### [WHAT TO PRODUCE]
Transcribe every line of the records below without changing a single character, keeping the lines in their original order.

### [EXCERPTED RECORDS]
++++++++++
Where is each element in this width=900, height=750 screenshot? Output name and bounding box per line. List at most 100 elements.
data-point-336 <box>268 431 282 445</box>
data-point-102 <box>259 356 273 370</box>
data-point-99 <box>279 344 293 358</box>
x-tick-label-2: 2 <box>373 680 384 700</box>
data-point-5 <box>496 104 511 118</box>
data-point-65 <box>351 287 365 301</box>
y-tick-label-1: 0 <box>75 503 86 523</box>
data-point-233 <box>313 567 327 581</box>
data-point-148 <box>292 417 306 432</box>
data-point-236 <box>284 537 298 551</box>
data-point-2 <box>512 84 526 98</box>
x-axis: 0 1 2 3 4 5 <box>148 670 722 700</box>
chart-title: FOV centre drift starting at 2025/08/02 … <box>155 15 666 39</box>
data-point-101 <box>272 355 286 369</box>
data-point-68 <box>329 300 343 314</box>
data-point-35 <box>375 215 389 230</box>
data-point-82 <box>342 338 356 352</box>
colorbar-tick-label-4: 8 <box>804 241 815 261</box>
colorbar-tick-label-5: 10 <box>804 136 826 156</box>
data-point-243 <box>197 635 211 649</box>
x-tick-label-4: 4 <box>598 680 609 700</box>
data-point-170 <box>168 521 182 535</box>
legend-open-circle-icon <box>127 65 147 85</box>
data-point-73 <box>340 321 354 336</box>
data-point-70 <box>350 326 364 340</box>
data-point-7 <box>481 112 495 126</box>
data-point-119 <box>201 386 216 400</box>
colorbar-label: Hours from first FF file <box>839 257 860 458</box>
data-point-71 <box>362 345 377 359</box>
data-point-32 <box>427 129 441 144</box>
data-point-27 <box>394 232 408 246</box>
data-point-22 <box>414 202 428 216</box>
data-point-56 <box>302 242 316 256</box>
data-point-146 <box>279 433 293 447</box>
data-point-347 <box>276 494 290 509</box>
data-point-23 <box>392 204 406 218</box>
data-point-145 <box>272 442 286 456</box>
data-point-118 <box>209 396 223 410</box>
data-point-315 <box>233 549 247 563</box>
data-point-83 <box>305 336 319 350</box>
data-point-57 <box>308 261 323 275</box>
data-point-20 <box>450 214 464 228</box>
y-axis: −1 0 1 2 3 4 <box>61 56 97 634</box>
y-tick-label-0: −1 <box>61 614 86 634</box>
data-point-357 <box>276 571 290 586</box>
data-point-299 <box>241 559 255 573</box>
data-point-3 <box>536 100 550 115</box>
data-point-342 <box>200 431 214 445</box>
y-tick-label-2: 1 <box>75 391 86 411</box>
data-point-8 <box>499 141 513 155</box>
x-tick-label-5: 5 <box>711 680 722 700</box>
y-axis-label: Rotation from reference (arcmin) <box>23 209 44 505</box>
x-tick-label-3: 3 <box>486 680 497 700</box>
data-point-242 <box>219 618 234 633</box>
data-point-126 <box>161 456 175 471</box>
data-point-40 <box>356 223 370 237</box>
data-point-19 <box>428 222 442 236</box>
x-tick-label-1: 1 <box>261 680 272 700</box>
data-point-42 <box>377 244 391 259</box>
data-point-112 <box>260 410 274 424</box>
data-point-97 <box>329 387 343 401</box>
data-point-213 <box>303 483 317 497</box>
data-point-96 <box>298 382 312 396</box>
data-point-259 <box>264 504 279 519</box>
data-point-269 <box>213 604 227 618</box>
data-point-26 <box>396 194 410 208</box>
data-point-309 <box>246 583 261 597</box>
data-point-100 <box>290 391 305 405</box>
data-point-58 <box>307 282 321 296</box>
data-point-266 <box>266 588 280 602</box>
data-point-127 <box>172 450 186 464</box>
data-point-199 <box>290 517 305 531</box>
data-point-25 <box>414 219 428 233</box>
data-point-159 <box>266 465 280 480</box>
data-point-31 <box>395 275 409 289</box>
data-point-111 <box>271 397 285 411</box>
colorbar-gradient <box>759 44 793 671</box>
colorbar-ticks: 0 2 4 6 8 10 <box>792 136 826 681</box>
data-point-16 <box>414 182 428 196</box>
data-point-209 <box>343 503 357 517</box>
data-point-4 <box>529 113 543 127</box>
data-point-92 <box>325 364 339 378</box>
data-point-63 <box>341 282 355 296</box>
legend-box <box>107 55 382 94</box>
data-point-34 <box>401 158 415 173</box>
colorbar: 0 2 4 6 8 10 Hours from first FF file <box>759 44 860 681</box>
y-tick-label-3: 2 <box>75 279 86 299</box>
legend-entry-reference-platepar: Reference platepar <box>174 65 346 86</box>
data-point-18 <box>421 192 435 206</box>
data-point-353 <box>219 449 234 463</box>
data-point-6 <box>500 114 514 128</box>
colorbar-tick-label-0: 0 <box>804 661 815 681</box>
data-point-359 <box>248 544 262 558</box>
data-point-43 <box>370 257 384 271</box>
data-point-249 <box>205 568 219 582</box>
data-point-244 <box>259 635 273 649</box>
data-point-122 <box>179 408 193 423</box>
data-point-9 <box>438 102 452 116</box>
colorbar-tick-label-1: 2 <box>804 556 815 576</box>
++++++++++
### [OUTPUT BELOW]
Where is each element in this width=900, height=750 screenshot? Output name and bounding box per line. List at most 100 elements.
data-point-336 <box>268 431 282 445</box>
data-point-102 <box>259 356 273 370</box>
data-point-99 <box>279 344 293 358</box>
x-tick-label-2: 2 <box>373 680 384 700</box>
data-point-5 <box>496 104 511 118</box>
data-point-65 <box>351 287 365 301</box>
y-tick-label-1: 0 <box>75 503 86 523</box>
data-point-233 <box>313 567 327 581</box>
data-point-148 <box>292 417 306 432</box>
data-point-236 <box>284 537 298 551</box>
data-point-2 <box>512 84 526 98</box>
x-axis: 0 1 2 3 4 5 <box>148 670 722 700</box>
chart-title: FOV centre drift starting at 2025/08/02 … <box>155 15 666 39</box>
data-point-101 <box>272 355 286 369</box>
data-point-68 <box>329 300 343 314</box>
data-point-35 <box>375 215 389 230</box>
data-point-82 <box>342 338 356 352</box>
colorbar-tick-label-4: 8 <box>804 241 815 261</box>
colorbar-tick-label-5: 10 <box>804 136 826 156</box>
data-point-243 <box>197 635 211 649</box>
x-tick-label-4: 4 <box>598 680 609 700</box>
data-point-170 <box>168 521 182 535</box>
legend-open-circle-icon <box>127 65 147 85</box>
data-point-73 <box>340 321 354 336</box>
data-point-70 <box>350 326 364 340</box>
data-point-7 <box>481 112 495 126</box>
data-point-119 <box>201 386 216 400</box>
colorbar-label: Hours from first FF file <box>839 257 860 458</box>
data-point-71 <box>362 345 377 359</box>
data-point-32 <box>427 129 441 144</box>
data-point-27 <box>394 232 408 246</box>
data-point-22 <box>414 202 428 216</box>
data-point-56 <box>302 242 316 256</box>
data-point-146 <box>279 433 293 447</box>
data-point-347 <box>276 494 290 509</box>
data-point-23 <box>392 204 406 218</box>
data-point-145 <box>272 442 286 456</box>
data-point-118 <box>209 396 223 410</box>
data-point-315 <box>233 549 247 563</box>
data-point-83 <box>305 336 319 350</box>
data-point-57 <box>308 261 323 275</box>
data-point-20 <box>450 214 464 228</box>
y-axis: −1 0 1 2 3 4 <box>61 56 97 634</box>
y-tick-label-0: −1 <box>61 614 86 634</box>
data-point-357 <box>276 571 290 586</box>
data-point-299 <box>241 559 255 573</box>
data-point-3 <box>536 100 550 115</box>
data-point-342 <box>200 431 214 445</box>
y-tick-label-2: 1 <box>75 391 86 411</box>
data-point-8 <box>499 141 513 155</box>
x-tick-label-5: 5 <box>711 680 722 700</box>
y-axis-label: Rotation from reference (arcmin) <box>23 209 44 505</box>
x-tick-label-3: 3 <box>486 680 497 700</box>
data-point-242 <box>219 618 234 633</box>
data-point-126 <box>161 456 175 471</box>
data-point-40 <box>356 223 370 237</box>
data-point-19 <box>428 222 442 236</box>
x-tick-label-1: 1 <box>261 680 272 700</box>
data-point-42 <box>377 244 391 259</box>
data-point-112 <box>260 410 274 424</box>
data-point-97 <box>329 387 343 401</box>
data-point-213 <box>303 483 317 497</box>
data-point-96 <box>298 382 312 396</box>
data-point-259 <box>264 504 279 519</box>
data-point-269 <box>213 604 227 618</box>
data-point-26 <box>396 194 410 208</box>
data-point-309 <box>246 583 261 597</box>
data-point-100 <box>290 391 305 405</box>
data-point-58 <box>307 282 321 296</box>
data-point-266 <box>266 588 280 602</box>
data-point-127 <box>172 450 186 464</box>
data-point-199 <box>290 517 305 531</box>
data-point-25 <box>414 219 428 233</box>
data-point-159 <box>266 465 280 480</box>
data-point-31 <box>395 275 409 289</box>
data-point-111 <box>271 397 285 411</box>
colorbar-gradient <box>759 44 793 671</box>
colorbar-ticks: 0 2 4 6 8 10 <box>792 136 826 681</box>
data-point-16 <box>414 182 428 196</box>
data-point-209 <box>343 503 357 517</box>
data-point-4 <box>529 113 543 127</box>
data-point-92 <box>325 364 339 378</box>
data-point-63 <box>341 282 355 296</box>
legend-box <box>107 55 382 94</box>
data-point-34 <box>401 158 415 173</box>
colorbar: 0 2 4 6 8 10 Hours from first FF file <box>759 44 860 681</box>
y-tick-label-3: 2 <box>75 279 86 299</box>
legend-entry-reference-platepar: Reference platepar <box>174 65 346 86</box>
data-point-18 <box>421 192 435 206</box>
data-point-353 <box>219 449 234 463</box>
data-point-6 <box>500 114 514 128</box>
colorbar-tick-label-0: 0 <box>804 661 815 681</box>
data-point-359 <box>248 544 262 558</box>
data-point-43 <box>370 257 384 271</box>
data-point-249 <box>205 568 219 582</box>
data-point-244 <box>259 635 273 649</box>
data-point-122 <box>179 408 193 423</box>
data-point-9 <box>438 102 452 116</box>
colorbar-tick-label-1: 2 <box>804 556 815 576</box>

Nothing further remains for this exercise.